STATED PROBLEM:
Check each line of the records below for the word "title" and copy those where it appears.

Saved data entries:
________________

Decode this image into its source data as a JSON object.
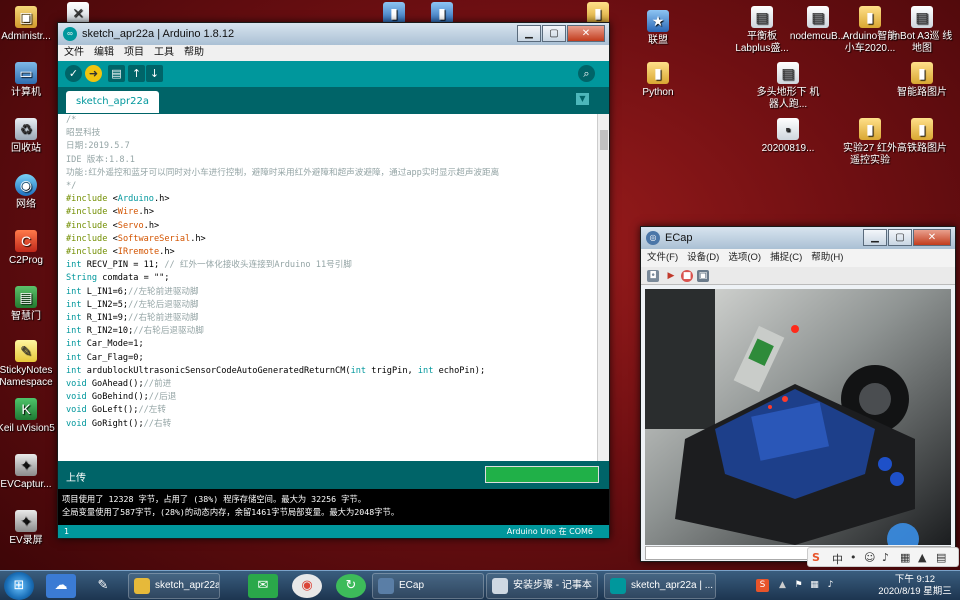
{
  "desktop": {
    "left_icons": [
      {
        "label": "Administr...",
        "icon": "folder-user-icon",
        "glyph": "▣",
        "cls": "ico-admin"
      },
      {
        "label": "计算机",
        "icon": "computer-icon",
        "glyph": "▭",
        "cls": "ico-pc"
      },
      {
        "label": "回收站",
        "icon": "recycle-bin-icon",
        "glyph": "♻",
        "cls": "ico-trash"
      },
      {
        "label": "网络",
        "icon": "network-icon",
        "glyph": "◉",
        "cls": "ico-net"
      },
      {
        "label": "C2Prog",
        "icon": "c2prog-icon",
        "glyph": "C",
        "cls": "ico-c2"
      },
      {
        "label": "智慧门",
        "icon": "smart-door-icon",
        "glyph": "▤",
        "cls": "ico-smart"
      },
      {
        "label": "StickyNotes Namespace",
        "icon": "sticky-notes-icon",
        "glyph": "✎",
        "cls": "ico-sticky"
      },
      {
        "label": "Keil uVision5",
        "icon": "keil-icon",
        "glyph": "K",
        "cls": "ico-keil"
      },
      {
        "label": "EVCaptur...",
        "icon": "evcapture-icon",
        "glyph": "✦",
        "cls": "ico-ev"
      },
      {
        "label": "EV录屏",
        "icon": "ev-recorder-icon",
        "glyph": "✦",
        "cls": "ico-ev"
      }
    ],
    "top_icons": [
      {
        "label": "",
        "icon": "tools-icon",
        "glyph": "✕",
        "cls": "ico-doc"
      },
      {
        "label": "",
        "icon": "blue-app-icon",
        "glyph": "▮",
        "cls": "ico-blue"
      },
      {
        "label": "",
        "icon": "blue-app-icon",
        "glyph": "▮",
        "cls": "ico-blue"
      },
      {
        "label": "",
        "icon": "folder-icon",
        "glyph": "▮",
        "cls": "ico-folder"
      }
    ],
    "right_icons": [
      {
        "label": "联盟",
        "icon": "app-icon",
        "glyph": "★",
        "cls": "ico-blue"
      },
      {
        "label": "平衡板 Labplus盛...",
        "icon": "labplus-icon",
        "glyph": "▤",
        "cls": "ico-doc"
      },
      {
        "label": "nodemcuB...",
        "icon": "document-icon",
        "glyph": "▤",
        "cls": "ico-doc"
      },
      {
        "label": "Arduino智能 小车2020...",
        "icon": "folder-icon",
        "glyph": "▮",
        "cls": "ico-folder"
      },
      {
        "label": "mBot A3巡 线地图",
        "icon": "document-icon",
        "glyph": "▤",
        "cls": "ico-doc"
      },
      {
        "label": "Python",
        "icon": "folder-icon",
        "glyph": "▮",
        "cls": "ico-folder"
      },
      {
        "label": "多头地形下 机器人跑...",
        "icon": "document-icon",
        "glyph": "▤",
        "cls": "ico-doc"
      },
      {
        "label": "智能路图片",
        "icon": "folder-icon",
        "glyph": "▮",
        "cls": "ico-folder"
      },
      {
        "label": "20200819...",
        "icon": "document-icon",
        "glyph": "▪",
        "cls": "ico-doc"
      },
      {
        "label": "实验27 红外 遥控实验",
        "icon": "folder-icon",
        "glyph": "▮",
        "cls": "ico-folder"
      },
      {
        "label": "高铁路图片",
        "icon": "folder-icon",
        "glyph": "▮",
        "cls": "ico-folder"
      }
    ]
  },
  "arduino": {
    "title": "sketch_apr22a | Arduino 1.8.12",
    "menu": [
      "文件",
      "编辑",
      "项目",
      "工具",
      "帮助"
    ],
    "tab": "sketch_apr22a",
    "code_lines": [
      [
        {
          "t": "/*",
          "c": "c"
        }
      ],
      [
        {
          "t": "昭昱科技",
          "c": "c"
        }
      ],
      [
        {
          "t": "日期:2019.5.7",
          "c": "c"
        }
      ],
      [
        {
          "t": "IDE 版本:1.8.1",
          "c": "c"
        }
      ],
      [
        {
          "t": "功能:红外遥控和蓝牙可以同时对小车进行控制，避障时采用红外避障和超声波避障，通过app实时显示超声波距离",
          "c": "c"
        }
      ],
      [
        {
          "t": "*/",
          "c": "c"
        }
      ],
      [
        {
          "t": "#include",
          "c": "kw"
        },
        {
          "t": " <",
          "c": ""
        },
        {
          "t": "Arduino",
          "c": "ty"
        },
        {
          "t": ".h>",
          "c": ""
        }
      ],
      [
        {
          "t": "#include",
          "c": "kw"
        },
        {
          "t": " <",
          "c": ""
        },
        {
          "t": "Wire",
          "c": "inc"
        },
        {
          "t": ".h>",
          "c": ""
        }
      ],
      [
        {
          "t": "#include",
          "c": "kw"
        },
        {
          "t": " <",
          "c": ""
        },
        {
          "t": "Servo",
          "c": "inc"
        },
        {
          "t": ".h>",
          "c": ""
        }
      ],
      [
        {
          "t": "#include",
          "c": "kw"
        },
        {
          "t": " <",
          "c": ""
        },
        {
          "t": "SoftwareSerial",
          "c": "inc"
        },
        {
          "t": ".h>",
          "c": ""
        }
      ],
      [
        {
          "t": "#include",
          "c": "kw"
        },
        {
          "t": " <",
          "c": ""
        },
        {
          "t": "IRremote",
          "c": "inc"
        },
        {
          "t": ".h>",
          "c": ""
        }
      ],
      [
        {
          "t": "int",
          "c": "ty"
        },
        {
          "t": " RECV_PIN = 11; ",
          "c": ""
        },
        {
          "t": "// 红外一体化接收头连接到Arduino 11号引脚",
          "c": "c"
        }
      ],
      [
        {
          "t": "String",
          "c": "ty"
        },
        {
          "t": " comdata = \"\";",
          "c": ""
        }
      ],
      [
        {
          "t": "int",
          "c": "ty"
        },
        {
          "t": " L_IN1=6;",
          "c": ""
        },
        {
          "t": "//左轮前进驱动脚",
          "c": "c"
        }
      ],
      [
        {
          "t": "int",
          "c": "ty"
        },
        {
          "t": " L_IN2=5;",
          "c": ""
        },
        {
          "t": "//左轮后退驱动脚",
          "c": "c"
        }
      ],
      [
        {
          "t": "int",
          "c": "ty"
        },
        {
          "t": " R_IN1=9;",
          "c": ""
        },
        {
          "t": "//右轮前进驱动脚",
          "c": "c"
        }
      ],
      [
        {
          "t": "int",
          "c": "ty"
        },
        {
          "t": " R_IN2=10;",
          "c": ""
        },
        {
          "t": "//右轮后退驱动脚",
          "c": "c"
        }
      ],
      [
        {
          "t": "int",
          "c": "ty"
        },
        {
          "t": " Car_Mode=1;",
          "c": ""
        }
      ],
      [
        {
          "t": "int",
          "c": "ty"
        },
        {
          "t": " Car_Flag=0;",
          "c": ""
        }
      ],
      [
        {
          "t": "int",
          "c": "ty"
        },
        {
          "t": " ardublockUltrasonicSensorCodeAutoGeneratedReturnCM(",
          "c": ""
        },
        {
          "t": "int",
          "c": "ty"
        },
        {
          "t": " trigPin, ",
          "c": ""
        },
        {
          "t": "int",
          "c": "ty"
        },
        {
          "t": " echoPin);",
          "c": ""
        }
      ],
      [
        {
          "t": "void",
          "c": "ty"
        },
        {
          "t": " GoAhead();",
          "c": ""
        },
        {
          "t": "//前进",
          "c": "c"
        }
      ],
      [
        {
          "t": "void",
          "c": "ty"
        },
        {
          "t": " GoBehind();",
          "c": ""
        },
        {
          "t": "//后退",
          "c": "c"
        }
      ],
      [
        {
          "t": "void",
          "c": "ty"
        },
        {
          "t": " GoLeft();",
          "c": ""
        },
        {
          "t": "//左转",
          "c": "c"
        }
      ],
      [
        {
          "t": "void",
          "c": "ty"
        },
        {
          "t": " GoRight();",
          "c": ""
        },
        {
          "t": "//右转",
          "c": "c"
        }
      ]
    ],
    "status_text": "上传",
    "progress_fraction": 1.0,
    "console_lines": [
      "项目使用了 12328 字节，占用了 (38%) 程序存储空间。最大为 32256 字节。",
      "全局变量使用了587字节，(28%)的动态内存，余留1461字节局部变量。最大为2048字节。"
    ],
    "footer_line": "1",
    "footer_board": "Arduino Uno 在 COM6"
  },
  "ecap": {
    "title": "ECap",
    "menu": [
      "文件(F)",
      "设备(D)",
      "选项(O)",
      "捕捉(C)",
      "帮助(H)"
    ]
  },
  "taskbar": {
    "items": [
      {
        "label": "sketch_apr22a",
        "icon": "folder-icon",
        "bg": "#e6b93a"
      },
      {
        "label": "ECap",
        "icon": "ecap-icon",
        "bg": "#5a7ea6"
      },
      {
        "label": "安装步骤 - 记事本",
        "icon": "notepad-icon",
        "bg": "#cfd8e2"
      },
      {
        "label": "sketch_apr22a | ...",
        "icon": "arduino-icon",
        "bg": "#00979c"
      }
    ],
    "time": "下午 9:12",
    "date": "2020/8/19 星期三"
  },
  "colors": {
    "arduino_teal": "#00979c",
    "arduino_dark": "#006468",
    "progress_green": "#20b048",
    "desktop_red": "#8e1a1d"
  }
}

________________

CORRECT RESULT:
    "title": "sketch_apr22a | Arduino 1.8.12",
    "title": "ECap",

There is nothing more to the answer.